■ WHAT TO DO:
Your task is to transcribe all of the data below exactly, omitting the images.

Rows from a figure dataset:
* start *

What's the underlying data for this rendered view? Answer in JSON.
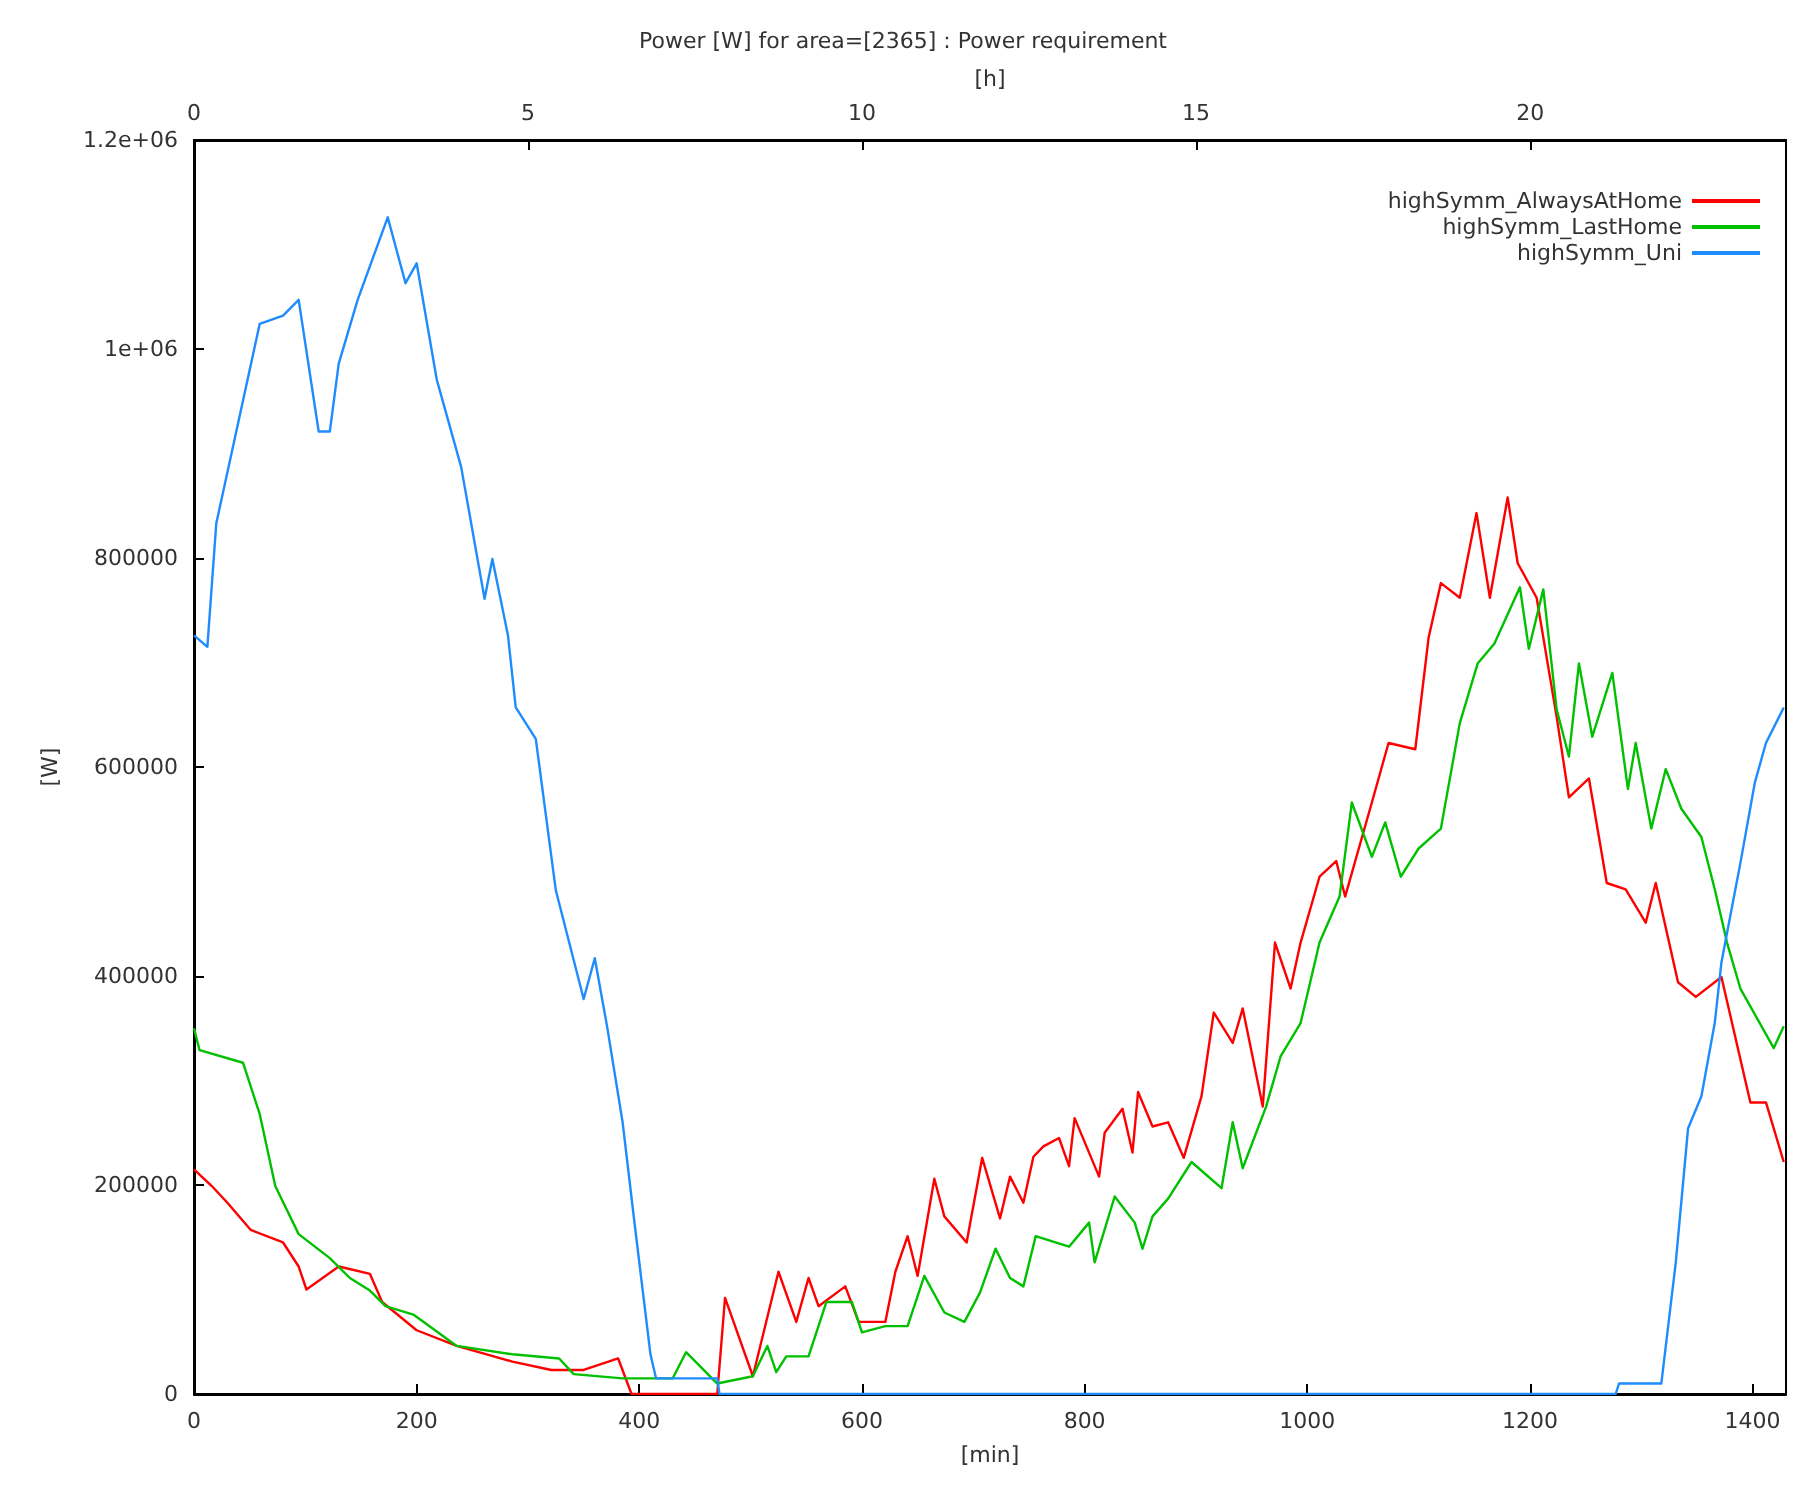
{
  "chart_data": {
    "type": "line",
    "title": "Power [W] for area=[2365] : Power requirement",
    "xlabel": "[min]",
    "x2label": "[h]",
    "ylabel": "[W]",
    "xlim": [
      0,
      1430
    ],
    "xticks": [
      0,
      200,
      400,
      600,
      800,
      1000,
      1200,
      1400
    ],
    "x2lim": [
      0,
      23.83
    ],
    "x2ticks": [
      0,
      5,
      10,
      15,
      20
    ],
    "ylim": [
      0,
      1200000
    ],
    "yticks": [
      0,
      200000,
      400000,
      600000,
      800000,
      {
        "value": 1000000,
        "label": "1e+06"
      },
      {
        "value": 1200000,
        "label": "1.2e+06"
      }
    ],
    "grid": false,
    "legend": "top right",
    "marker": "none",
    "line_style": "solid",
    "series": [
      {
        "name": "highSymm_AlwaysAtHome",
        "color": "#ff0000",
        "x": [
          0,
          16,
          30,
          51,
          80,
          94,
          101,
          130,
          158,
          169,
          200,
          236,
          286,
          321,
          350,
          381,
          393,
          400,
          470,
          477,
          502,
          525,
          541,
          552,
          561,
          585,
          597,
          621,
          630,
          641,
          650,
          665,
          674,
          694,
          708,
          724,
          733,
          745,
          754,
          763,
          777,
          786,
          791,
          813,
          818,
          834,
          843,
          848,
          861,
          875,
          889,
          905,
          916,
          933,
          942,
          960,
          971,
          985,
          994,
          1011,
          1026,
          1034,
          1058,
          1073,
          1097,
          1109,
          1120,
          1137,
          1152,
          1164,
          1180,
          1189,
          1206,
          1224,
          1235,
          1253,
          1269,
          1286,
          1304,
          1313,
          1333,
          1349,
          1372,
          1398,
          1412,
          1428
        ],
        "values": [
          215000,
          199000,
          183000,
          157000,
          145000,
          122000,
          100000,
          122000,
          115000,
          88000,
          61000,
          46000,
          31000,
          23000,
          23000,
          34000,
          0,
          0,
          0,
          92000,
          17000,
          117000,
          69000,
          111000,
          84000,
          103000,
          69000,
          69000,
          117000,
          151000,
          113000,
          206000,
          170000,
          145000,
          226000,
          168000,
          208000,
          183000,
          227000,
          237000,
          245000,
          218000,
          264000,
          208000,
          250000,
          273000,
          231000,
          289000,
          256000,
          260000,
          226000,
          285000,
          365000,
          336000,
          369000,
          275000,
          432000,
          388000,
          432000,
          495000,
          510000,
          476000,
          566000,
          623000,
          617000,
          724000,
          776000,
          762000,
          843000,
          762000,
          858000,
          795000,
          762000,
          648000,
          571000,
          589000,
          489000,
          483000,
          451000,
          489000,
          394000,
          380000,
          399000,
          279000,
          279000,
          222000
        ]
      },
      {
        "name": "highSymm_LastHome",
        "color": "#00c000",
        "x": [
          0,
          5,
          44,
          59,
          73,
          94,
          122,
          140,
          158,
          172,
          197,
          236,
          286,
          328,
          341,
          385,
          430,
          442,
          470,
          502,
          515,
          523,
          532,
          552,
          568,
          591,
          600,
          621,
          641,
          656,
          674,
          692,
          706,
          720,
          733,
          745,
          756,
          786,
          804,
          809,
          827,
          845,
          852,
          861,
          875,
          896,
          923,
          933,
          942,
          963,
          976,
          994,
          1011,
          1029,
          1040,
          1058,
          1070,
          1084,
          1100,
          1120,
          1137,
          1153,
          1168,
          1191,
          1199,
          1212,
          1224,
          1235,
          1244,
          1256,
          1274,
          1288,
          1295,
          1309,
          1322,
          1336,
          1354,
          1366,
          1377,
          1389,
          1419,
          1428
        ],
        "values": [
          350000,
          329000,
          317000,
          268000,
          199000,
          153000,
          130000,
          111000,
          99000,
          84000,
          76000,
          46000,
          38000,
          34000,
          19000,
          15000,
          15000,
          40000,
          10000,
          17000,
          46000,
          21000,
          36000,
          36000,
          88000,
          88000,
          59000,
          65000,
          65000,
          113000,
          78000,
          69000,
          97000,
          139000,
          111000,
          103000,
          151000,
          141000,
          164000,
          126000,
          189000,
          164000,
          139000,
          170000,
          187000,
          222000,
          197000,
          260000,
          216000,
          275000,
          323000,
          355000,
          432000,
          476000,
          566000,
          514000,
          547000,
          495000,
          522000,
          541000,
          642000,
          699000,
          718000,
          772000,
          713000,
          770000,
          655000,
          610000,
          699000,
          629000,
          690000,
          579000,
          623000,
          541000,
          598000,
          560000,
          533000,
          483000,
          432000,
          388000,
          331000,
          352000
        ]
      },
      {
        "name": "highSymm_Uni",
        "color": "#1e8cff",
        "x": [
          0,
          12,
          20,
          59,
          80,
          94,
          112,
          122,
          130,
          147,
          174,
          190,
          200,
          218,
          240,
          261,
          268,
          282,
          289,
          307,
          325,
          350,
          360,
          371,
          385,
          396,
          410,
          415,
          470,
          472,
          1277,
          1280,
          1318,
          1331,
          1342,
          1354,
          1366,
          1372,
          1389,
          1402,
          1412,
          1428
        ],
        "values": [
          726000,
          715000,
          833000,
          1024000,
          1032000,
          1047000,
          921000,
          921000,
          986000,
          1047000,
          1126000,
          1063000,
          1082000,
          971000,
          887000,
          761000,
          799000,
          726000,
          657000,
          627000,
          482000,
          378000,
          417000,
          352000,
          260000,
          161000,
          38000,
          15000,
          15000,
          0,
          0,
          10000,
          10000,
          126000,
          254000,
          285000,
          355000,
          413000,
          508000,
          585000,
          623000,
          657000
        ]
      }
    ]
  }
}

* end *

■ RESULT:
What's the underlying data for this rendered view? Answer in JSON.
{
  "chart_data": {
    "type": "line",
    "title": "Power [W] for area=[2365] : Power requirement",
    "xlabel": "[min]",
    "x2label": "[h]",
    "ylabel": "[W]",
    "xlim": [
      0,
      1430
    ],
    "xticks": [
      0,
      200,
      400,
      600,
      800,
      1000,
      1200,
      1400
    ],
    "x2lim": [
      0,
      23.83
    ],
    "x2ticks": [
      0,
      5,
      10,
      15,
      20
    ],
    "ylim": [
      0,
      1200000
    ],
    "yticks": [
      0,
      200000,
      400000,
      600000,
      800000,
      {
        "value": 1000000,
        "label": "1e+06"
      },
      {
        "value": 1200000,
        "label": "1.2e+06"
      }
    ],
    "grid": false,
    "legend": "top right",
    "marker": "none",
    "line_style": "solid",
    "series": [
      {
        "name": "highSymm_AlwaysAtHome",
        "color": "#ff0000",
        "x": [
          0,
          16,
          30,
          51,
          80,
          94,
          101,
          130,
          158,
          169,
          200,
          236,
          286,
          321,
          350,
          381,
          393,
          400,
          470,
          477,
          502,
          525,
          541,
          552,
          561,
          585,
          597,
          621,
          630,
          641,
          650,
          665,
          674,
          694,
          708,
          724,
          733,
          745,
          754,
          763,
          777,
          786,
          791,
          813,
          818,
          834,
          843,
          848,
          861,
          875,
          889,
          905,
          916,
          933,
          942,
          960,
          971,
          985,
          994,
          1011,
          1026,
          1034,
          1058,
          1073,
          1097,
          1109,
          1120,
          1137,
          1152,
          1164,
          1180,
          1189,
          1206,
          1224,
          1235,
          1253,
          1269,
          1286,
          1304,
          1313,
          1333,
          1349,
          1372,
          1398,
          1412,
          1428
        ],
        "values": [
          215000,
          199000,
          183000,
          157000,
          145000,
          122000,
          100000,
          122000,
          115000,
          88000,
          61000,
          46000,
          31000,
          23000,
          23000,
          34000,
          0,
          0,
          0,
          92000,
          17000,
          117000,
          69000,
          111000,
          84000,
          103000,
          69000,
          69000,
          117000,
          151000,
          113000,
          206000,
          170000,
          145000,
          226000,
          168000,
          208000,
          183000,
          227000,
          237000,
          245000,
          218000,
          264000,
          208000,
          250000,
          273000,
          231000,
          289000,
          256000,
          260000,
          226000,
          285000,
          365000,
          336000,
          369000,
          275000,
          432000,
          388000,
          432000,
          495000,
          510000,
          476000,
          566000,
          623000,
          617000,
          724000,
          776000,
          762000,
          843000,
          762000,
          858000,
          795000,
          762000,
          648000,
          571000,
          589000,
          489000,
          483000,
          451000,
          489000,
          394000,
          380000,
          399000,
          279000,
          279000,
          222000
        ]
      },
      {
        "name": "highSymm_LastHome",
        "color": "#00c000",
        "x": [
          0,
          5,
          44,
          59,
          73,
          94,
          122,
          140,
          158,
          172,
          197,
          236,
          286,
          328,
          341,
          385,
          430,
          442,
          470,
          502,
          515,
          523,
          532,
          552,
          568,
          591,
          600,
          621,
          641,
          656,
          674,
          692,
          706,
          720,
          733,
          745,
          756,
          786,
          804,
          809,
          827,
          845,
          852,
          861,
          875,
          896,
          923,
          933,
          942,
          963,
          976,
          994,
          1011,
          1029,
          1040,
          1058,
          1070,
          1084,
          1100,
          1120,
          1137,
          1153,
          1168,
          1191,
          1199,
          1212,
          1224,
          1235,
          1244,
          1256,
          1274,
          1288,
          1295,
          1309,
          1322,
          1336,
          1354,
          1366,
          1377,
          1389,
          1419,
          1428
        ],
        "values": [
          350000,
          329000,
          317000,
          268000,
          199000,
          153000,
          130000,
          111000,
          99000,
          84000,
          76000,
          46000,
          38000,
          34000,
          19000,
          15000,
          15000,
          40000,
          10000,
          17000,
          46000,
          21000,
          36000,
          36000,
          88000,
          88000,
          59000,
          65000,
          65000,
          113000,
          78000,
          69000,
          97000,
          139000,
          111000,
          103000,
          151000,
          141000,
          164000,
          126000,
          189000,
          164000,
          139000,
          170000,
          187000,
          222000,
          197000,
          260000,
          216000,
          275000,
          323000,
          355000,
          432000,
          476000,
          566000,
          514000,
          547000,
          495000,
          522000,
          541000,
          642000,
          699000,
          718000,
          772000,
          713000,
          770000,
          655000,
          610000,
          699000,
          629000,
          690000,
          579000,
          623000,
          541000,
          598000,
          560000,
          533000,
          483000,
          432000,
          388000,
          331000,
          352000
        ]
      },
      {
        "name": "highSymm_Uni",
        "color": "#1e8cff",
        "x": [
          0,
          12,
          20,
          59,
          80,
          94,
          112,
          122,
          130,
          147,
          174,
          190,
          200,
          218,
          240,
          261,
          268,
          282,
          289,
          307,
          325,
          350,
          360,
          371,
          385,
          396,
          410,
          415,
          470,
          472,
          1277,
          1280,
          1318,
          1331,
          1342,
          1354,
          1366,
          1372,
          1389,
          1402,
          1412,
          1428
        ],
        "values": [
          726000,
          715000,
          833000,
          1024000,
          1032000,
          1047000,
          921000,
          921000,
          986000,
          1047000,
          1126000,
          1063000,
          1082000,
          971000,
          887000,
          761000,
          799000,
          726000,
          657000,
          627000,
          482000,
          378000,
          417000,
          352000,
          260000,
          161000,
          38000,
          15000,
          15000,
          0,
          0,
          10000,
          10000,
          126000,
          254000,
          285000,
          355000,
          413000,
          508000,
          585000,
          623000,
          657000
        ]
      }
    ]
  }
}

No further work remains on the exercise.